Work to complete:
A - Answer these questions using the passage about Patricia Pendry:
(i) In what country did Pendry earn her first college degree?
(ii) By what time did she get her children to bed before studying?
(iii) To whom did she later dedicate her dissertation?
B - Write the next few sentences of the passage about Patricia Pendry, picking up after its final sentence.

Reading text:
..............................

Patricia Pendry was always interested in child development, but never imagined she’d become a human development professor and researcher at a well-known university. There were significant challenges in getting there: the college degree she earned in her native Netherlands didn’t set her up well for making a career change or applying to American graduate schools, and Pendry was also working full-time and raising her children.
Pendry enrolled in an evening psychology class at SPS to see where it would take her, and soon she was hooked. “It confirmed that I love the field, and I decided to earn a new undergraduate degree,” she says. “I started taking more classes. I’d get the kids to bed by 7:30 and then hit the books.” But the real spark came for Pendry in a challenging class on personality theory and research taught by the late SPS instructor Scott Acton. “That’s when I was bitten by the research bug,” she recalls. “I realized I wanted to conduct my own research in an academic setting and that requires a PhD. Acton helped me realize I was capable and inspired me to pursue graduate school. It was a great loss when he died in an accident. I later dedicated my dissertation to him. He and other SPS instructors, like Eshkol Rafaeli and Michael Bailey, gave me a lot of encouragement — and flexibility, too.”

..............................

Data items
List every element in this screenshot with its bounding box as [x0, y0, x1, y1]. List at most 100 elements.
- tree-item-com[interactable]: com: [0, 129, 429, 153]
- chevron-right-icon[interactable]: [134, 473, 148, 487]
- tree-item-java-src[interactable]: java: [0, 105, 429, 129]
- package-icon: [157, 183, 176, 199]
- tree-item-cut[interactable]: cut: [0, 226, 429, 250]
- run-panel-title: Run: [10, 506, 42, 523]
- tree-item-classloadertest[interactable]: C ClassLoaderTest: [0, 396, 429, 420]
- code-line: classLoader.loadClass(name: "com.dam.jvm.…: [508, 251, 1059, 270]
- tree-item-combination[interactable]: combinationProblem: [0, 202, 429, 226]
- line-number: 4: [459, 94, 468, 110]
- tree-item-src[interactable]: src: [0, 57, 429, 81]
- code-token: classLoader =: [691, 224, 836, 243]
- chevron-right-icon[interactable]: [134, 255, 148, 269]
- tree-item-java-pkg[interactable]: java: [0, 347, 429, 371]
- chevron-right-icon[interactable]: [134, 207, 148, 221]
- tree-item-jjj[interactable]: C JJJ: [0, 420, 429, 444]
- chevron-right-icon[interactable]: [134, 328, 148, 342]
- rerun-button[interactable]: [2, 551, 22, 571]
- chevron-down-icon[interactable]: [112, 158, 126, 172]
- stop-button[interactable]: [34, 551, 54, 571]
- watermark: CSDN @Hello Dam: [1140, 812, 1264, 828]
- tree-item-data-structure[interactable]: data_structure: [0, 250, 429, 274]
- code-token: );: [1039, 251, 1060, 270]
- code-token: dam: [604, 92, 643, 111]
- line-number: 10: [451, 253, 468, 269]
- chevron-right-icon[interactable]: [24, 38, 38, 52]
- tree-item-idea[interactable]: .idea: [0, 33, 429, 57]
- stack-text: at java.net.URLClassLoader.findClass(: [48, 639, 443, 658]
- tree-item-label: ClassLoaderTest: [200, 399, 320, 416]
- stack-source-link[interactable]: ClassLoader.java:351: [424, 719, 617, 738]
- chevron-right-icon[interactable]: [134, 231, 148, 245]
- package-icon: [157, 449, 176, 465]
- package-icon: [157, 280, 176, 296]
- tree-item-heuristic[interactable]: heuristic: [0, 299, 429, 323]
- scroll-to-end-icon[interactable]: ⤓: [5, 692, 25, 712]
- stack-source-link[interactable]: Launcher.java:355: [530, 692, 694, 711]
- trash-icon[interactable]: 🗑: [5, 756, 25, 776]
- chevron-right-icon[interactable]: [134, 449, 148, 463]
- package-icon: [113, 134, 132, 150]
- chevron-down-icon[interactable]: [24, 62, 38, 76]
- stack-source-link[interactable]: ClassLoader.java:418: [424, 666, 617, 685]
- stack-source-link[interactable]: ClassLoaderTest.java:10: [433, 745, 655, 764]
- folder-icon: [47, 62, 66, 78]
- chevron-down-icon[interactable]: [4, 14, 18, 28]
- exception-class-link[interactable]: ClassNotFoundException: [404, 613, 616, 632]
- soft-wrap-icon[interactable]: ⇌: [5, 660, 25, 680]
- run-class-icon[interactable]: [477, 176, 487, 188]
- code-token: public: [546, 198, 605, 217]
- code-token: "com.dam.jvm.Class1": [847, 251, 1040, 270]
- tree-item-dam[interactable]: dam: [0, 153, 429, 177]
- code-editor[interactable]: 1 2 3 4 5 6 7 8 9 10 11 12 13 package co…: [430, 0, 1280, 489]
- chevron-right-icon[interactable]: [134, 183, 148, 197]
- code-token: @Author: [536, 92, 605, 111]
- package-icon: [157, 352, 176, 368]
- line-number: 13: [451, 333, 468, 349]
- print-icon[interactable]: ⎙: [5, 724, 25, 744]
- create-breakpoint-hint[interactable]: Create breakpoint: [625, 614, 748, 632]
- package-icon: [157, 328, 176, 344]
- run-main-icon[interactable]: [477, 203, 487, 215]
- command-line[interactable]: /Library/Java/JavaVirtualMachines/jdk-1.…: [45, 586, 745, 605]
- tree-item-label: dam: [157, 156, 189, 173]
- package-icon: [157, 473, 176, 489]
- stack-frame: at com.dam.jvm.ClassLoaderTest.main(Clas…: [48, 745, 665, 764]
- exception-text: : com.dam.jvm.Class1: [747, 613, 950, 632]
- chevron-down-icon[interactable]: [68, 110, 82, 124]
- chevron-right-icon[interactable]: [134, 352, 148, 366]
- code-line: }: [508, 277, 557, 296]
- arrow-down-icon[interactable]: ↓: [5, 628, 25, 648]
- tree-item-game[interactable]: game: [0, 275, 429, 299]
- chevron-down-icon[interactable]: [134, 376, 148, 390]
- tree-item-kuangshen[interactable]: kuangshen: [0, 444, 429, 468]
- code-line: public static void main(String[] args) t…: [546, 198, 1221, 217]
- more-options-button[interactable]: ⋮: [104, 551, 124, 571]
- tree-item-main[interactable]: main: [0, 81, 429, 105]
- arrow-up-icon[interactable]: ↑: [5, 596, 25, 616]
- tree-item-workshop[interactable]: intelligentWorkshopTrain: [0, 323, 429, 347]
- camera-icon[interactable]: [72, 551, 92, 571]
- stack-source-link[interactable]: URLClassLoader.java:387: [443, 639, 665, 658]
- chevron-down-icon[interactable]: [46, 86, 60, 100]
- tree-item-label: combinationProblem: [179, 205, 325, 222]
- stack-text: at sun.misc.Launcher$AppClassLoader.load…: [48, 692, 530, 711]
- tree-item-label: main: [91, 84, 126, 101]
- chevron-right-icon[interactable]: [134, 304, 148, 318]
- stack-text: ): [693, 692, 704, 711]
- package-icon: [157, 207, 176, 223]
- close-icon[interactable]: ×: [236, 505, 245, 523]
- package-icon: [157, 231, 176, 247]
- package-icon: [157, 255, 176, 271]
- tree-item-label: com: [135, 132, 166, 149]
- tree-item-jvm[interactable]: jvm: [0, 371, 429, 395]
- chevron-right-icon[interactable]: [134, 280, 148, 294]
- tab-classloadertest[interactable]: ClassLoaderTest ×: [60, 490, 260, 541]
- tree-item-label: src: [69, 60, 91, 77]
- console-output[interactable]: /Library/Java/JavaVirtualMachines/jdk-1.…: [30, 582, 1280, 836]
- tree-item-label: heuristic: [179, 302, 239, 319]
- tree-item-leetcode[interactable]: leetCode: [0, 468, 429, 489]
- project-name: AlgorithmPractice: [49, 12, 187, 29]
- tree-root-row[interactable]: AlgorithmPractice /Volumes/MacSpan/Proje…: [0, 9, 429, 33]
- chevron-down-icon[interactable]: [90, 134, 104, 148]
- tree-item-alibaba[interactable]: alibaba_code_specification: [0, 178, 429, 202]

..............................

Outputs by task:
A -
(i) The Netherlands
(ii) 7:30
(iii) Scott Acton

B -
Thanks to her instructors’ support, as well as hard work and an attitude that “you get out what you put in,” Pendry earned her bachelor’s degree with a major in psychology in 2000 from SPS and went on to obtain a PhD in Human Development and Social Policy from The Graduate School at Northwestern in 2007. She was then offered an assistant professorship at Washington State University, and is currently teaching child and family development courses. She also conducts research on the effects of family functioning on child stress, health and behavior, as well as related interventions. Pendry’s most recent project, funded by the National Institute of Health (NIH), is a clinical trial on the effects of equine (horse) facilitated learning on adolescent stress hormone functioning and social competence in children. “I love what I do, and my family loves it here in Washington,” she says. “SPS made a tremendous difference in my life.”